Start

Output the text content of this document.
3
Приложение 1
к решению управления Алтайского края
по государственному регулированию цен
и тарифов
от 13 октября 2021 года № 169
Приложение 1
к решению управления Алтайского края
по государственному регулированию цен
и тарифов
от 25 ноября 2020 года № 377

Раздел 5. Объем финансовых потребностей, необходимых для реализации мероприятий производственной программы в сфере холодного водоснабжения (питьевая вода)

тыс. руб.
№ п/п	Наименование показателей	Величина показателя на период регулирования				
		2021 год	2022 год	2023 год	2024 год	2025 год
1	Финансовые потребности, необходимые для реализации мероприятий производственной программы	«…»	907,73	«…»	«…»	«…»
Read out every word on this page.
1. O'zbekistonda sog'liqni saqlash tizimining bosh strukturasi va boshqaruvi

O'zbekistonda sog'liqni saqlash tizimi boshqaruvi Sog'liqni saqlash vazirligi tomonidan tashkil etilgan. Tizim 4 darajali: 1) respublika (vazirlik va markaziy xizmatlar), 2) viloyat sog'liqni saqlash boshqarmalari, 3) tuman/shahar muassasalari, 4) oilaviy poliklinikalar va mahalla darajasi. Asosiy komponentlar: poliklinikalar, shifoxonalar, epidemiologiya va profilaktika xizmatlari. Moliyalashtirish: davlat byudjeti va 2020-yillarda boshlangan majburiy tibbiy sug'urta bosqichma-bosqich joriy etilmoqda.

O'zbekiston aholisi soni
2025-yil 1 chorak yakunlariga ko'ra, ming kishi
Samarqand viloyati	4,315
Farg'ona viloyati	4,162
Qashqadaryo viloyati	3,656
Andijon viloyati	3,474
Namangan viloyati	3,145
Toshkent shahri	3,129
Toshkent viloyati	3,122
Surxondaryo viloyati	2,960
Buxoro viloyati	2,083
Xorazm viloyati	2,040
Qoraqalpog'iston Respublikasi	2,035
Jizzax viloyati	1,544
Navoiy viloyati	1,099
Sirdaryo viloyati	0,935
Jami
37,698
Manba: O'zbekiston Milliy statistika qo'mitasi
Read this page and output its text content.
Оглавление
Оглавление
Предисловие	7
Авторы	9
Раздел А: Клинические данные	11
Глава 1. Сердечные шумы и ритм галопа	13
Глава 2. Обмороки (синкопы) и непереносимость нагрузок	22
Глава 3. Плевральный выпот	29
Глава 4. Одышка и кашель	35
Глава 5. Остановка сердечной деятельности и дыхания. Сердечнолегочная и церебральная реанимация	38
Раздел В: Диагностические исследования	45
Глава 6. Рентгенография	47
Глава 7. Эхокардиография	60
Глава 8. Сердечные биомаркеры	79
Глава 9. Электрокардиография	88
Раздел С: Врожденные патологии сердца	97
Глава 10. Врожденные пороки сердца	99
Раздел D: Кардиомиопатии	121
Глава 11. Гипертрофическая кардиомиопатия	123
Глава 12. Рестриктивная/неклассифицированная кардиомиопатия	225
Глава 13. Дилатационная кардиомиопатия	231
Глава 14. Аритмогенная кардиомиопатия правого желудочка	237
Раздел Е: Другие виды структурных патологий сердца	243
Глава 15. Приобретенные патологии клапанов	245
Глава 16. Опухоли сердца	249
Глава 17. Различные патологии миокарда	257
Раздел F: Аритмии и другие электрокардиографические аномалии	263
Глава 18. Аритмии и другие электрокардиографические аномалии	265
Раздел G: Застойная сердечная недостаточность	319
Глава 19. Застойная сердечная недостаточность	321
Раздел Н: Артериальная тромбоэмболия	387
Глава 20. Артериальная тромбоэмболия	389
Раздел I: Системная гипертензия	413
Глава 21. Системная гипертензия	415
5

End

WORK TO COMPLETE: Gather up the lines containing the word "zbekistonda" from these records and copy them.

RESPONSE:
1. O'zbekistonda sog'liqni saqlash tizimining bosh strukturasi va boshqaruvi
O'zbekistonda sog'liqni saqlash tizimi boshqaruvi Sog'liqni saqlash vazirligi tomonidan tashkil etilgan. Tizim 4 darajali: 1) respublika (vazirlik va markaziy xizmatlar), 2) viloyat sog'liqni saqlash boshqarmalari, 3) tuman/shahar muassasalari, 4) oilaviy poliklinikalar va mahalla darajasi. Asosiy komponentlar: poliklinikalar, shifoxonalar, epidemiologiya va profilaktika xizmatlari. Moliyalashtirish: davlat byudjeti va 2020-yillarda boshlangan majburiy tibbiy sug'urta bosqichma-bosqich joriy etilmoqda.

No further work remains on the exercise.